[Start]
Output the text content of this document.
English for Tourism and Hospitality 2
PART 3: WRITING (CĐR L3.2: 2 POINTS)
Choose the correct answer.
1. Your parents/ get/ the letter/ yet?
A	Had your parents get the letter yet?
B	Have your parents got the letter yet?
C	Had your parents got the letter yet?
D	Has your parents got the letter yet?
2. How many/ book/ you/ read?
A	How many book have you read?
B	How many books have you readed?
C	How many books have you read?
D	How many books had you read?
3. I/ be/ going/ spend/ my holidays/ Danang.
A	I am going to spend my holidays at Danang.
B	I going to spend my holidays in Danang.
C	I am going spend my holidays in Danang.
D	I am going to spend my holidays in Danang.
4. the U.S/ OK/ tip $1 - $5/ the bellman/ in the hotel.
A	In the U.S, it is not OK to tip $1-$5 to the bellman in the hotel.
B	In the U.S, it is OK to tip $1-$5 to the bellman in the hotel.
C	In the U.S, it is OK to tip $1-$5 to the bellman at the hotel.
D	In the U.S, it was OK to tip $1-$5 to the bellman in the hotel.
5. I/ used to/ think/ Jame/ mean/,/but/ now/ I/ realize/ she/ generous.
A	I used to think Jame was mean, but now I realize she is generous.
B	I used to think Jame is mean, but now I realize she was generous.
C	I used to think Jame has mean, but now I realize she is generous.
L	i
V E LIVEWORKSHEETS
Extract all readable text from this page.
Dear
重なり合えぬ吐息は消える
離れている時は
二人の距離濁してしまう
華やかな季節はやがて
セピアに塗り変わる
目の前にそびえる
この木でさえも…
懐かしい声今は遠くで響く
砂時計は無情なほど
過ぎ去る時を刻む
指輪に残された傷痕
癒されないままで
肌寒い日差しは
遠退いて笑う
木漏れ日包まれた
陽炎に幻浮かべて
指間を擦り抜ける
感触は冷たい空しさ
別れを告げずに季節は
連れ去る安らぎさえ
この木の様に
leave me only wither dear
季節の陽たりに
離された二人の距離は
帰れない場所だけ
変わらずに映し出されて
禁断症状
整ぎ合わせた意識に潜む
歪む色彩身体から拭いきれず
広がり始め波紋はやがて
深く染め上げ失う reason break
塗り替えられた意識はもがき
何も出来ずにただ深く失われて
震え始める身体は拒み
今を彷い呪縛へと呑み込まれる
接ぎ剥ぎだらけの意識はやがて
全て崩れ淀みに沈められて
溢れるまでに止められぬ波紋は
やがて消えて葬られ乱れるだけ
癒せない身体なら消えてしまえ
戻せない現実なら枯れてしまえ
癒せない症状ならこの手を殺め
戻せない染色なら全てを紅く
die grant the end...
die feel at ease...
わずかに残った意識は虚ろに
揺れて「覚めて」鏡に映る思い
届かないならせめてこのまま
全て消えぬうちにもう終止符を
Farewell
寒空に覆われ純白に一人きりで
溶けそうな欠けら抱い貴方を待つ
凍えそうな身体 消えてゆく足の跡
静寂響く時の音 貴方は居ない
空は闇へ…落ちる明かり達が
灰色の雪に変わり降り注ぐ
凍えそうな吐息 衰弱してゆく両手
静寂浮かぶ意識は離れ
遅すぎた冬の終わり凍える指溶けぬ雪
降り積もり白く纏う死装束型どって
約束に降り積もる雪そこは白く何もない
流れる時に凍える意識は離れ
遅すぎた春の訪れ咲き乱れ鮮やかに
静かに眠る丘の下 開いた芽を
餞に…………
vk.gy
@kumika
[End]
What is required:
Reproduce every line from the entries that holds the word "letter".

Solution to the exercise:
1. Your parents/ get/ the letter/ yet?
A	Had your parents get the letter yet?
B	Have your parents got the letter yet?
C	Had your parents got the letter yet?
D	Has your parents got the letter yet?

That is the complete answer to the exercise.